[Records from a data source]
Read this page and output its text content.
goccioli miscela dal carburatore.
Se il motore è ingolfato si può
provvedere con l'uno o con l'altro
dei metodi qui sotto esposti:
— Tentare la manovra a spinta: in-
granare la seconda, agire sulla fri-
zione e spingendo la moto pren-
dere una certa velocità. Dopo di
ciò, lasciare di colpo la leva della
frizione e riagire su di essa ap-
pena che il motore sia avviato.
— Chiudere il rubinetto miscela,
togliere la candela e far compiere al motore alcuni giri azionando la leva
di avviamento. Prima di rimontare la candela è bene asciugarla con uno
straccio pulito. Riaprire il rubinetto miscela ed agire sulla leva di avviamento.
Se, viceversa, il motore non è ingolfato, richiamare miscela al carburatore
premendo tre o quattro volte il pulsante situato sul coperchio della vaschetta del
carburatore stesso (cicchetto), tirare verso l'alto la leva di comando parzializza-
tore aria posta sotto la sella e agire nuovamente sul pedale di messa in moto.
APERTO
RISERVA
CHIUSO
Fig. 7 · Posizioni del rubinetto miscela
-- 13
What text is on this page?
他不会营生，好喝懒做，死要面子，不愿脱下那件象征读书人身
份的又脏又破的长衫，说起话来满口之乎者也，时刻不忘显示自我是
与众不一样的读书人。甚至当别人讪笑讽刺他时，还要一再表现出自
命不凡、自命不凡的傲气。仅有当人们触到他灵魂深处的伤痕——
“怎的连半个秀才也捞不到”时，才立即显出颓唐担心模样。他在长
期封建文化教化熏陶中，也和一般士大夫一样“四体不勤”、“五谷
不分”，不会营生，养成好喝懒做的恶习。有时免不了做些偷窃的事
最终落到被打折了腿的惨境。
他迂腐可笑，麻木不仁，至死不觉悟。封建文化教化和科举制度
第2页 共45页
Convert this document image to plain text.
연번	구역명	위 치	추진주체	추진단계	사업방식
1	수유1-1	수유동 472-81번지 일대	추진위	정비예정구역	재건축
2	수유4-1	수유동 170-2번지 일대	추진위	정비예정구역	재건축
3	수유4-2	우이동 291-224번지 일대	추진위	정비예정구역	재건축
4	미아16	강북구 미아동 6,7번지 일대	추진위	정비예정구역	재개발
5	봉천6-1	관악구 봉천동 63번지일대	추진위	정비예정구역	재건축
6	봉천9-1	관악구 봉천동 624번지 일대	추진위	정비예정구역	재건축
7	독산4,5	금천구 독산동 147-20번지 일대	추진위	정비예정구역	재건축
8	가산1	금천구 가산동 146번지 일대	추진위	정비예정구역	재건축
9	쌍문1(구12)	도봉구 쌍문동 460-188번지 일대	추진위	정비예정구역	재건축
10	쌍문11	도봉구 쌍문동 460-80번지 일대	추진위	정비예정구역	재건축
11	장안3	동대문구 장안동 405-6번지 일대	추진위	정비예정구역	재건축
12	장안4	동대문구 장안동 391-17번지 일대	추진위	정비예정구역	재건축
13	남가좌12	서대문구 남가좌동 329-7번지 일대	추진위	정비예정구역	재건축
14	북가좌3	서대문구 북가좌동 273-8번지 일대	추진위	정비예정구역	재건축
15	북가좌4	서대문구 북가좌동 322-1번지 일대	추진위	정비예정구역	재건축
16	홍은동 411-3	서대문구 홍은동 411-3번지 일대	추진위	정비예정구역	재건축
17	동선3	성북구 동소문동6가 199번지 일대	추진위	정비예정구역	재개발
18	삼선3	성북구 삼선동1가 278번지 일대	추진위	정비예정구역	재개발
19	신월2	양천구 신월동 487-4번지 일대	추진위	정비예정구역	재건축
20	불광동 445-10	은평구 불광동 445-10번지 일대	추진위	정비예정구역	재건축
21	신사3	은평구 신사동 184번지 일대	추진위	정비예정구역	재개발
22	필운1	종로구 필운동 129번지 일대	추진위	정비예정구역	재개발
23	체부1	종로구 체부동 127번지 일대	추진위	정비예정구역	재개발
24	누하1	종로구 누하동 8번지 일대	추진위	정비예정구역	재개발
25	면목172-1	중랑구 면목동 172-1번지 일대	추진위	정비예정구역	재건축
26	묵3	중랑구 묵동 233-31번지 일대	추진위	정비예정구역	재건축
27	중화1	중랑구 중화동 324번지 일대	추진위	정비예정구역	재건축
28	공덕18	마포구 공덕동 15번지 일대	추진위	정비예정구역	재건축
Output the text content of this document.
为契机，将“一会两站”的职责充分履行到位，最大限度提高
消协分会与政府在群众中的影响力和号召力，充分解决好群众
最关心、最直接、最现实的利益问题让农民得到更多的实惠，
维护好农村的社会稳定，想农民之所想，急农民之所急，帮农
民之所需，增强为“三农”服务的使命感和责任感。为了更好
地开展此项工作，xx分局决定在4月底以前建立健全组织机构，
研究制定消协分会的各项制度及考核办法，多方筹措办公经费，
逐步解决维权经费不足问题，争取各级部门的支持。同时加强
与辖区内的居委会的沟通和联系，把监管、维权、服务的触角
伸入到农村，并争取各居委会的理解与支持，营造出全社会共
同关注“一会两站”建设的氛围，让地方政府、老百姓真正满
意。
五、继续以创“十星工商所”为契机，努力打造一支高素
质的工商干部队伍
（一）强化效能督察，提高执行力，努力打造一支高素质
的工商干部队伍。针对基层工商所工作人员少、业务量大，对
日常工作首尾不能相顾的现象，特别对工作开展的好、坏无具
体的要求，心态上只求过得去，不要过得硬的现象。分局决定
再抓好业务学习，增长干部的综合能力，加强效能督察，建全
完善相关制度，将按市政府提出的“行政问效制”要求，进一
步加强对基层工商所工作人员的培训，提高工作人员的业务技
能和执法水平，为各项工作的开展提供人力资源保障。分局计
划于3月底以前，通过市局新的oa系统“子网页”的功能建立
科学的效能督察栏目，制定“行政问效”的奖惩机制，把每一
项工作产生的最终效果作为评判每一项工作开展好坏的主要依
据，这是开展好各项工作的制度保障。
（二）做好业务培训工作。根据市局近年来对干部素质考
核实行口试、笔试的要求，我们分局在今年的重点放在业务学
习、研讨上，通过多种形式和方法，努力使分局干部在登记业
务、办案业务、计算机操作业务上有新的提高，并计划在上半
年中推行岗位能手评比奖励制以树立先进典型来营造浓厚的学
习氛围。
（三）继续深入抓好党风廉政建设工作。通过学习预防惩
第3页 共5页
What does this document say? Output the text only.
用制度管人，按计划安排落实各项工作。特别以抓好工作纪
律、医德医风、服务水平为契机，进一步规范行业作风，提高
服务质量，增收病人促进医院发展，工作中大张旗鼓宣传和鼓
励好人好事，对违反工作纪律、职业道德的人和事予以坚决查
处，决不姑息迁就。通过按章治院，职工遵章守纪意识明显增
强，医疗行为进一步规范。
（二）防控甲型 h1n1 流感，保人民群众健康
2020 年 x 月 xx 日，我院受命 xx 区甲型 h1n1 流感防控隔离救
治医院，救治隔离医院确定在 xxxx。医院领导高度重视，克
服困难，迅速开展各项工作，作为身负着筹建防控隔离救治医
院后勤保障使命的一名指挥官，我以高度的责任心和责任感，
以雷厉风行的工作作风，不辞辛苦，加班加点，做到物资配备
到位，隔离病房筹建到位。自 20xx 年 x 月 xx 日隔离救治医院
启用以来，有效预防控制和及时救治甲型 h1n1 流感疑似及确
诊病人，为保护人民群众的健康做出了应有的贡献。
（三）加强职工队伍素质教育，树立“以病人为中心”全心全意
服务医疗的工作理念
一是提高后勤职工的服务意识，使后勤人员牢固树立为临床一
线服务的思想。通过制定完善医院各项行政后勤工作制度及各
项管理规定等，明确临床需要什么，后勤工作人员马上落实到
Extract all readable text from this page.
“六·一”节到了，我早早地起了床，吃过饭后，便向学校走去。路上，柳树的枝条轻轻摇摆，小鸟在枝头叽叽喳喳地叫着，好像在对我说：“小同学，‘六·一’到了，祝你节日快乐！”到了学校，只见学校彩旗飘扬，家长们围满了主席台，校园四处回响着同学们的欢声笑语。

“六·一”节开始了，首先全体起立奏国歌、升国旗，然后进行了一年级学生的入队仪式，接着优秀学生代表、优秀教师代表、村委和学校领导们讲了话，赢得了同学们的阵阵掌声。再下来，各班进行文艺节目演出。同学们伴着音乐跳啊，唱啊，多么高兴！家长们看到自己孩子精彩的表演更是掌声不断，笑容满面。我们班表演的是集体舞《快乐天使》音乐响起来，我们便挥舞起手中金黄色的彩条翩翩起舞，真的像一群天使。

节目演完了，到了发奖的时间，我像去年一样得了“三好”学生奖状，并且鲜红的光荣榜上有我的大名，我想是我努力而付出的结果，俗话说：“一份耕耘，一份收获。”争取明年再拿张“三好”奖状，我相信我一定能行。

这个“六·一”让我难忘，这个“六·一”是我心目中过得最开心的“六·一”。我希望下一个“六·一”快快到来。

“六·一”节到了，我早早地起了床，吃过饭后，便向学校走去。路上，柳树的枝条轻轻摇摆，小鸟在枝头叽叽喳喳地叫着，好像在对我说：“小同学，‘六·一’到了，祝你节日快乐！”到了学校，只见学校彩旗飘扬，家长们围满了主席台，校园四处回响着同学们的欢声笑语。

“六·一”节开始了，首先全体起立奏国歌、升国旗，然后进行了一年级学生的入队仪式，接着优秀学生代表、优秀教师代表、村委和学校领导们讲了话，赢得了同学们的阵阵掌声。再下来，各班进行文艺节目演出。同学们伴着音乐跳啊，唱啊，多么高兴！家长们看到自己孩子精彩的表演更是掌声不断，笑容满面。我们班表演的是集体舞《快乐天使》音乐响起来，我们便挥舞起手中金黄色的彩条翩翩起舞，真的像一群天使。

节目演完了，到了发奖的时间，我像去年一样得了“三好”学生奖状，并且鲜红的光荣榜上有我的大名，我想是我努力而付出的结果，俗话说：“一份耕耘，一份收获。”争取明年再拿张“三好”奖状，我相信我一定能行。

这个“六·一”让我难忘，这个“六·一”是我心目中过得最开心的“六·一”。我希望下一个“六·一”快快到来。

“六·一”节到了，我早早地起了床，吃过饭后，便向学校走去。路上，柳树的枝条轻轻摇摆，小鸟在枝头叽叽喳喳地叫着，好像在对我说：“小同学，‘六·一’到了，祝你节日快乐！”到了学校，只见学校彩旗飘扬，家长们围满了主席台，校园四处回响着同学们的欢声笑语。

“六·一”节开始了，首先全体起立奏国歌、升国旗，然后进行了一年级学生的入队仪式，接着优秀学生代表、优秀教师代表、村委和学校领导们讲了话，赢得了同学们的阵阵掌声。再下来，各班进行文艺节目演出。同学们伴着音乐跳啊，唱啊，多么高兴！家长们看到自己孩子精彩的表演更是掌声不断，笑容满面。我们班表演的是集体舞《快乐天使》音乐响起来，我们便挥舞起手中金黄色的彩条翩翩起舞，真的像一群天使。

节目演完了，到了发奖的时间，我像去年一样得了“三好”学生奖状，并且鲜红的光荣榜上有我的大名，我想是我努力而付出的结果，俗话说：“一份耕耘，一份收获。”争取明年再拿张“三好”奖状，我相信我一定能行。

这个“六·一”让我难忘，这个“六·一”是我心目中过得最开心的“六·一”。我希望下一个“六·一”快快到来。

**THE EXERCISE**
Every line from the one containing "Extract all readable text from this page." through the last line of the entries must be written out verbatim, and no other line.

**RESULT OF THE EXERCISE**
Extract all readable text from this page.
“六·一”节到了，我早早地起了床，吃过饭后，便向学校走去。路上，柳树的枝条轻轻摇摆，小鸟在枝头叽叽喳喳地叫着，好像在对我说：“小同学，‘六·一’到了，祝你节日快乐！”到了学校，只见学校彩旗飘扬，家长们围满了主席台，校园四处回响着同学们的欢声笑语。

“六·一”节开始了，首先全体起立奏国歌、升国旗，然后进行了一年级学生的入队仪式，接着优秀学生代表、优秀教师代表、村委和学校领导们讲了话，赢得了同学们的阵阵掌声。再下来，各班进行文艺节目演出。同学们伴着音乐跳啊，唱啊，多么高兴！家长们看到自己孩子精彩的表演更是掌声不断，笑容满面。我们班表演的是集体舞《快乐天使》音乐响起来，我们便挥舞起手中金黄色的彩条翩翩起舞，真的像一群天使。

节目演完了，到了发奖的时间，我像去年一样得了“三好”学生奖状，并且鲜红的光荣榜上有我的大名，我想是我努力而付出的结果，俗话说：“一份耕耘，一份收获。”争取明年再拿张“三好”奖状，我相信我一定能行。

这个“六·一”让我难忘，这个“六·一”是我心目中过得最开心的“六·一”。我希望下一个“六·一”快快到来。

“六·一”节到了，我早早地起了床，吃过饭后，便向学校走去。路上，柳树的枝条轻轻摇摆，小鸟在枝头叽叽喳喳地叫着，好像在对我说：“小同学，‘六·一’到了，祝你节日快乐！”到了学校，只见学校彩旗飘扬，家长们围满了主席台，校园四处回响着同学们的欢声笑语。

“六·一”节开始了，首先全体起立奏国歌、升国旗，然后进行了一年级学生的入队仪式，接着优秀学生代表、优秀教师代表、村委和学校领导们讲了话，赢得了同学们的阵阵掌声。再下来，各班进行文艺节目演出。同学们伴着音乐跳啊，唱啊，多么高兴！家长们看到自己孩子精彩的表演更是掌声不断，笑容满面。我们班表演的是集体舞《快乐天使》音乐响起来，我们便挥舞起手中金黄色的彩条翩翩起舞，真的像一群天使。

节目演完了，到了发奖的时间，我像去年一样得了“三好”学生奖状，并且鲜红的光荣榜上有我的大名，我想是我努力而付出的结果，俗话说：“一份耕耘，一份收获。”争取明年再拿张“三好”奖状，我相信我一定能行。

这个“六·一”让我难忘，这个“六·一”是我心目中过得最开心的“六·一”。我希望下一个“六·一”快快到来。

“六·一”节到了，我早早地起了床，吃过饭后，便向学校走去。路上，柳树的枝条轻轻摇摆，小鸟在枝头叽叽喳喳地叫着，好像在对我说：“小同学，‘六·一’到了，祝你节日快乐！”到了学校，只见学校彩旗飘扬，家长们围满了主席台，校园四处回响着同学们的欢声笑语。

“六·一”节开始了，首先全体起立奏国歌、升国旗，然后进行了一年级学生的入队仪式，接着优秀学生代表、优秀教师代表、村委和学校领导们讲了话，赢得了同学们的阵阵掌声。再下来，各班进行文艺节目演出。同学们伴着音乐跳啊，唱啊，多么高兴！家长们看到自己孩子精彩的表演更是掌声不断，笑容满面。我们班表演的是集体舞《快乐天使》音乐响起来，我们便挥舞起手中金黄色的彩条翩翩起舞，真的像一群天使。

节目演完了，到了发奖的时间，我像去年一样得了“三好”学生奖状，并且鲜红的光荣榜上有我的大名，我想是我努力而付出的结果，俗话说：“一份耕耘，一份收获。”争取明年再拿张“三好”奖状，我相信我一定能行。

这个“六·一”让我难忘，这个“六·一”是我心目中过得最开心的“六·一”。我希望下一个“六·一”快快到来。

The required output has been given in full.